— start DATA SUPPLIED —

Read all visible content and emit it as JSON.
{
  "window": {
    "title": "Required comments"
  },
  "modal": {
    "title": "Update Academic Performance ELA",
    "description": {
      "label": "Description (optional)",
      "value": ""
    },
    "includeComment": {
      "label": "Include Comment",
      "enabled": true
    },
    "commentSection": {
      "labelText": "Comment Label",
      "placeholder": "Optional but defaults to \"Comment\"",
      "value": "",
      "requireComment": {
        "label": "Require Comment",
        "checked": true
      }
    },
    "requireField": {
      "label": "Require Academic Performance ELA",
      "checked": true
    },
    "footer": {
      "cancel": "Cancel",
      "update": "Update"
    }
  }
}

— end DATA SUPPLIED —

YOUR OBJECTIVE →
Return every record, word for word.

ANSWER TO THIS PROBLEM →
Read all visible content and emit it as JSON.
{
  "window": {
    "title": "Required comments"
  },
  "modal": {
    "title": "Update Academic Performance ELA",
    "description": {
      "label": "Description (optional)",
      "value": ""
    },
    "includeComment": {
      "label": "Include Comment",
      "enabled": true
    },
    "commentSection": {
      "labelText": "Comment Label",
      "placeholder": "Optional but defaults to \"Comment\"",
      "value": "",
      "requireComment": {
        "label": "Require Comment",
        "checked": true
      }
    },
    "requireField": {
      "label": "Require Academic Performance ELA",
      "checked": true
    },
    "footer": {
      "cancel": "Cancel",
      "update": "Update"
    }
  }
}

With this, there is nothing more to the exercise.